* [Task requirements]
1 – In the Django tutorial, reproduce word for word the passage starting with "That's a lot" and going on through "class, if possible.".
2 – According to the Django tutorial, which field may be left blank when creating the superuser?
3 – Continue the Django tutorial from its final sentence.

That's a lot of ground to cover in 60 minutes, so this will be like a cooking show. We'll walk through the steps, but the final product is mostly already baked, just waiting in the oven.
To demonstrate, here's Julia Child dancing with a turkey:
If you're on a classroom-provided computer, or have already installed the requirements, skip down to Database setup.
Otherwise, start by creating a virtual environment and clone the repo.
$ virtualenv django-for-data-analysis-nicar-2015
$ cd django-for-data-analysis-nicar-2015
$ . bin/activate
$ git clone [email protected]:datadesk/django-for-data-analysis-nicar-2015.git repo
$ cd repo
Then, install the requirements by typing or pasting the two commands below. This uses a Python data stack of NumPy, SciPy and Pandas, so it takes a loooong time to install. I highly recommend you do this before the class, if possible.
# If you're using Ubuntu, and have not installed SciPy before
# you may need to install these system libraries
$ sudo apt-get install gfortran libopenblas-dev liblapack-dev
# we have to install numpy first due to some bugs with the numpy install
$ pip install numpy==1.8.1
$ pip install -r requirements.txt
If you're on a classroom-provided computer, a couple of commands to start. Open your terminal and type or paste:
$ workon adv_django
$ cd /training/AdvDjango
Everybody now:
$ createdb django_data_analysis
$ python manage.py syncdb
This will give you a couple of prompts:
You just installed Django's auth system, which means you don't have any superusers defined.
Would you like to create one now? (yes/no):
Enter "yes", and pick a username and password you will remember. You can skip the email field.
Next, more setup to migrate the database.
$ python manage.py schemamigration building_and_safety --init
$ python manage.py migrate
First, let's look at our models, and how they correspond to our source data CSVs. There are a couple of fields we're concerned with or need more explanation. In your text editor or browser, open up models.py and building_and_safety/data/Building_and_Safety_Customer_Service_Request__out.csv
|CSR Number|LADBS Inspection District|Address House Number|Address House Fraction Number|Address Street Direction|Address Street Name|Address Street Suffix|Address Street Suffix Direction|Address Street Zip|Date Received|Date Closed|Due Date|Case Flag|CSR Priority|GIS Parcel Identification Number (PIN)|CSR Problem Type|Area Planning Commission (APC)|Case Number Related to CSR|Response Days|Latitude/Longitude| |:---|---:|---:|---:|---:|---:|---:|---:|---:|---:|---:|---:|---:|---:|---:|---:|---:|---:|---:|---:|---:| |263018|4500|19841| |W|VENTURA|BLVD| |91367|3/1/2011||3/21/2011|N|3|174B113 358|"ISSUES REGARDING ADULT ENTERTAINMENT LOCATIONS (CLUBS, CABARETS, BOOK AND VIDEO STORES)"|South Valley|||(34.1725, -118.5653)| |265325|2142|972| |N|NORMANDIE|AVE| |90029|4/7/2011||5/5/2011|N|3|144B197 1166|FENCES WALLS AND HEDGES THAT ARE TOO HIGH|Central|||(34.08833, -118.30032)| |265779|2142|1402| |N|ALEXANDRIA|AVE| |90027|4/14/2011||5/12/2011|N|3|147B197 909|FENCES WALLS AND HEDGES THAT ARE TOO HIGH|Central|||(34.0967, -118.29815)|
- csr - This stands for customer service request ID, and can serve as our primary key.

* [Collected material]
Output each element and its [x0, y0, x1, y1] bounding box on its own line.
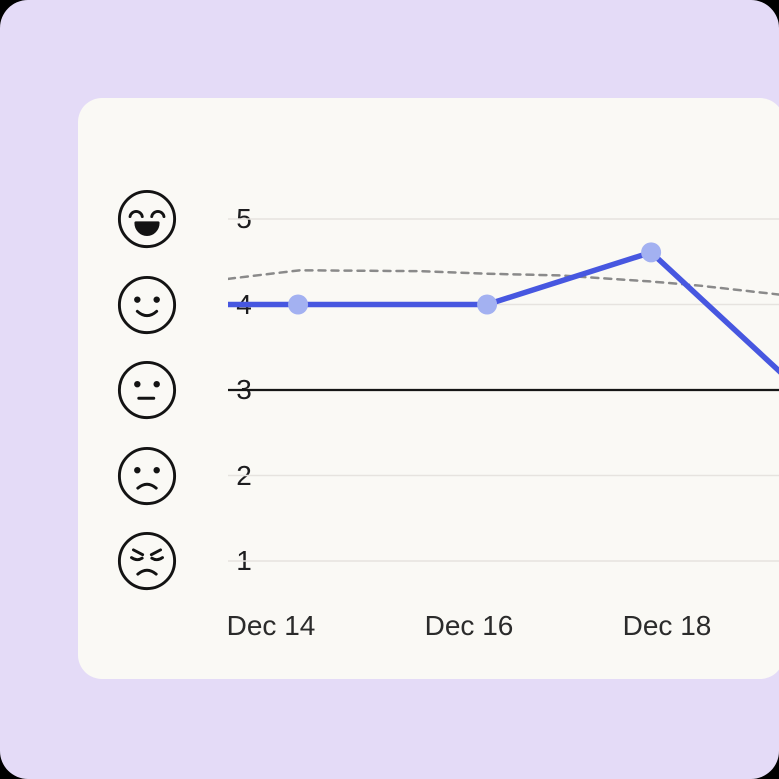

* [Written responses]
1 –
That's a lot of ground to cover in 60 minutes, so this will be like a cooking show. We'll walk through the steps, but the final product is mostly already baked, just waiting in the oven.
To demonstrate, here's Julia Child dancing with a turkey:
If you're on a classroom-provided computer, or have already installed the requirements, skip down to Database setup.
Otherwise, start by creating a virtual environment and clone the repo.
$ virtualenv django-for-data-analysis-nicar-2015
$ cd django-for-data-analysis-nicar-2015
$ . bin/activate
$ git clone [email protected]:datadesk/django-for-data-analysis-nicar-2015.git repo
$ cd repo
Then, install the requirements by typing or pasting the two commands below. This uses a Python data stack of NumPy, SciPy and Pandas, so it takes a loooong time to install. I highly recommend you do this before the class, if possible.

2 – The email field.

3 –
- ladbs_inspection_district - How LADBS divides their inspectors, one per district. After reporting this out further we found that these actually change quite a bit from year-to-year.
- date_received - Date the complaint was received.
- date_closed - "Closed" is a funny term here. This is actually the date that an inspector visited the location of a complaint. In many cases this is when an inspector determines whether a complaint is valid or not. So really "closed" just means an inspector has visited a complaint.
- date_due - Arbitrary measure of time that the LADBS would like to address a complaint by. They apparently don't place a whole lot of meaning on this, and not all complaints have due dates.
- csr_priority - This is the priority level that LADBS responds to the complaints. Level 1 is often life-threatening, level 2 is quality of life issues, and level 3 is more like a nuisance.
- area_planning_commission - One of the seven different planning department areas the complaint is located in. We used this and the neighborhood level for most of our analysis.
- response_days - This should reflect the number of days it takes to respond to a complaint, however it is calculated differently for open and closed cases. So, this is a good example of why you need to understand your data. We calculated this field manually.
There are also a few fields that we're calculating at the time we load the data:
- full_address - Caching the address by concatenating the seven different address fields.
- is_closed - An easier way to find whether a case is "closed" or not.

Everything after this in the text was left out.